■ **Records**:
+ + + + + + +

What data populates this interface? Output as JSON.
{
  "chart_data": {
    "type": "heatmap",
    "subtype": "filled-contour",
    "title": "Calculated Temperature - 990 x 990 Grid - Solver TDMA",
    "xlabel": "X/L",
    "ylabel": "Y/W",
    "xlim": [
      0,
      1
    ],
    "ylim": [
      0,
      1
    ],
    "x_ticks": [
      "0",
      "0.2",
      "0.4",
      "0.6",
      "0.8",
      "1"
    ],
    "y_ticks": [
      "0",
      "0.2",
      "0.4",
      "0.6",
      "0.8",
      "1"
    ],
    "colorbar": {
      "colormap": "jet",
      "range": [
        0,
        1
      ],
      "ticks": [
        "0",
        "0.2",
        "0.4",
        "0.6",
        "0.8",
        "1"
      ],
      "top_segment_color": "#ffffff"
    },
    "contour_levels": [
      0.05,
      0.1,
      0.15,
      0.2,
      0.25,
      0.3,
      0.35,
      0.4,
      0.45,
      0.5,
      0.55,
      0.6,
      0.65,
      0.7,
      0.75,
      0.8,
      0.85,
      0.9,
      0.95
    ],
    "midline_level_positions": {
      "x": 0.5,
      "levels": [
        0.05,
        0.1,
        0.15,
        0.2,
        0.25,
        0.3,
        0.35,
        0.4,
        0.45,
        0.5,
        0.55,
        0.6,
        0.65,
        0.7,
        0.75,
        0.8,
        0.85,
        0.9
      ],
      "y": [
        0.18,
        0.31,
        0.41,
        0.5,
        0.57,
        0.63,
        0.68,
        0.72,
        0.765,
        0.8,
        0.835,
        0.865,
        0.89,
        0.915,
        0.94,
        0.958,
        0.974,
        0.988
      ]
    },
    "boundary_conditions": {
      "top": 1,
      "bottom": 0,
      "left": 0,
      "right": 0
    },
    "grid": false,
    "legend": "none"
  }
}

+ + + + + + +

■ **The task**:
Quote all the records exactly, please, leaving none out.

■ **The answer**:
What data populates this interface? Output as JSON.
{
  "chart_data": {
    "type": "heatmap",
    "subtype": "filled-contour",
    "title": "Calculated Temperature - 990 x 990 Grid - Solver TDMA",
    "xlabel": "X/L",
    "ylabel": "Y/W",
    "xlim": [
      0,
      1
    ],
    "ylim": [
      0,
      1
    ],
    "x_ticks": [
      "0",
      "0.2",
      "0.4",
      "0.6",
      "0.8",
      "1"
    ],
    "y_ticks": [
      "0",
      "0.2",
      "0.4",
      "0.6",
      "0.8",
      "1"
    ],
    "colorbar": {
      "colormap": "jet",
      "range": [
        0,
        1
      ],
      "ticks": [
        "0",
        "0.2",
        "0.4",
        "0.6",
        "0.8",
        "1"
      ],
      "top_segment_color": "#ffffff"
    },
    "contour_levels": [
      0.05,
      0.1,
      0.15,
      0.2,
      0.25,
      0.3,
      0.35,
      0.4,
      0.45,
      0.5,
      0.55,
      0.6,
      0.65,
      0.7,
      0.75,
      0.8,
      0.85,
      0.9,
      0.95
    ],
    "midline_level_positions": {
      "x": 0.5,
      "levels": [
        0.05,
        0.1,
        0.15,
        0.2,
        0.25,
        0.3,
        0.35,
        0.4,
        0.45,
        0.5,
        0.55,
        0.6,
        0.65,
        0.7,
        0.75,
        0.8,
        0.85,
        0.9
      ],
      "y": [
        0.18,
        0.31,
        0.41,
        0.5,
        0.57,
        0.63,
        0.68,
        0.72,
        0.765,
        0.8,
        0.835,
        0.865,
        0.89,
        0.915,
        0.94,
        0.958,
        0.974,
        0.988
      ]
    },
    "boundary_conditions": {
      "top": 1,
      "bottom": 0,
      "left": 0,
      "right": 0
    },
    "grid": false,
    "legend": "none"
  }
}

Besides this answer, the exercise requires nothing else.